TASK BRIEF — Set down all of the data that follows word for word, without the images.

RECORDS FOR THE TASK —

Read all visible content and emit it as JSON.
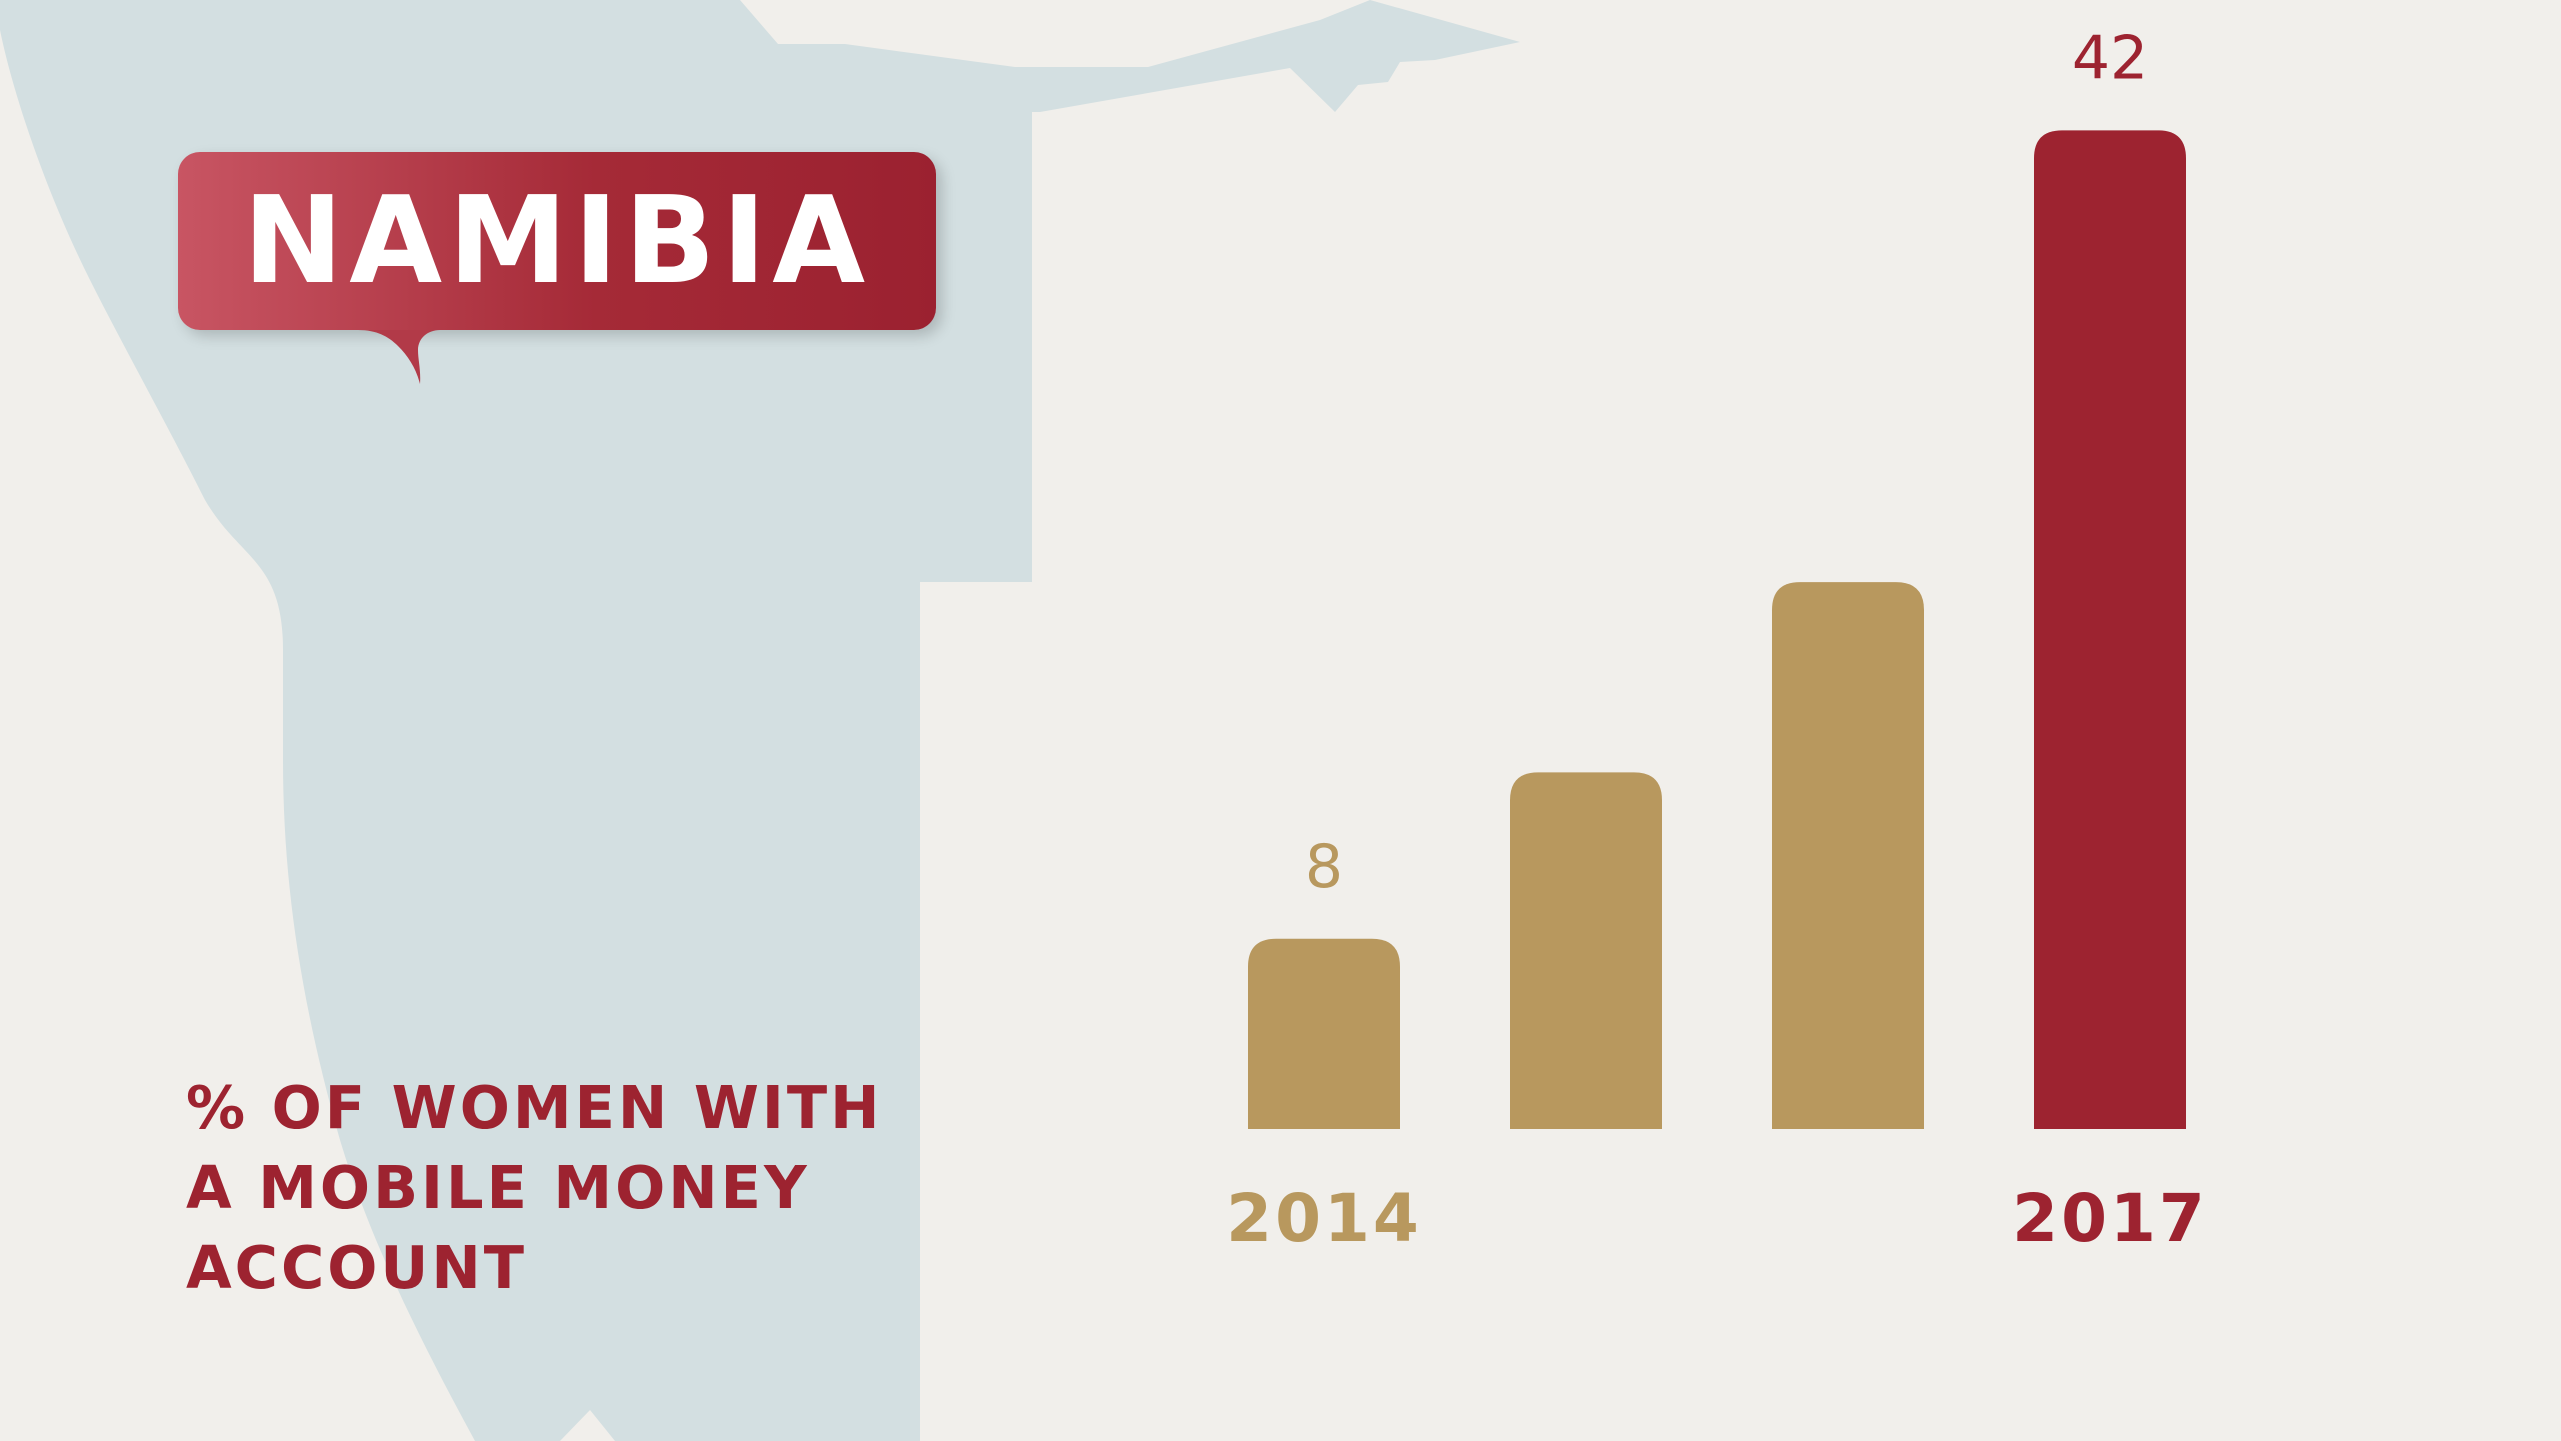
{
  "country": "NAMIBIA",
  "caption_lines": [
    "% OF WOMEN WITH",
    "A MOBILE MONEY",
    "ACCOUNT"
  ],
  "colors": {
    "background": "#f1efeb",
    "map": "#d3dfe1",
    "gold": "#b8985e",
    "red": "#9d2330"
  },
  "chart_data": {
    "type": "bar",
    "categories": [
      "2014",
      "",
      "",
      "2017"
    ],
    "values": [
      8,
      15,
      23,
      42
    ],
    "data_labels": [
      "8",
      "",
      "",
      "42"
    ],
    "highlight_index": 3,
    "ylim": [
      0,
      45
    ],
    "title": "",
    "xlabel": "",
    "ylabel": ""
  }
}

THE SOLUTION —
Read all visible content and emit it as JSON.
{
  "country": "NAMIBIA",
  "caption_lines": [
    "% OF WOMEN WITH",
    "A MOBILE MONEY",
    "ACCOUNT"
  ],
  "colors": {
    "background": "#f1efeb",
    "map": "#d3dfe1",
    "gold": "#b8985e",
    "red": "#9d2330"
  },
  "chart_data": {
    "type": "bar",
    "categories": [
      "2014",
      "",
      "",
      "2017"
    ],
    "values": [
      8,
      15,
      23,
      42
    ],
    "data_labels": [
      "8",
      "",
      "",
      "42"
    ],
    "highlight_index": 3,
    "ylim": [
      0,
      45
    ],
    "title": "",
    "xlabel": "",
    "ylabel": ""
  }
}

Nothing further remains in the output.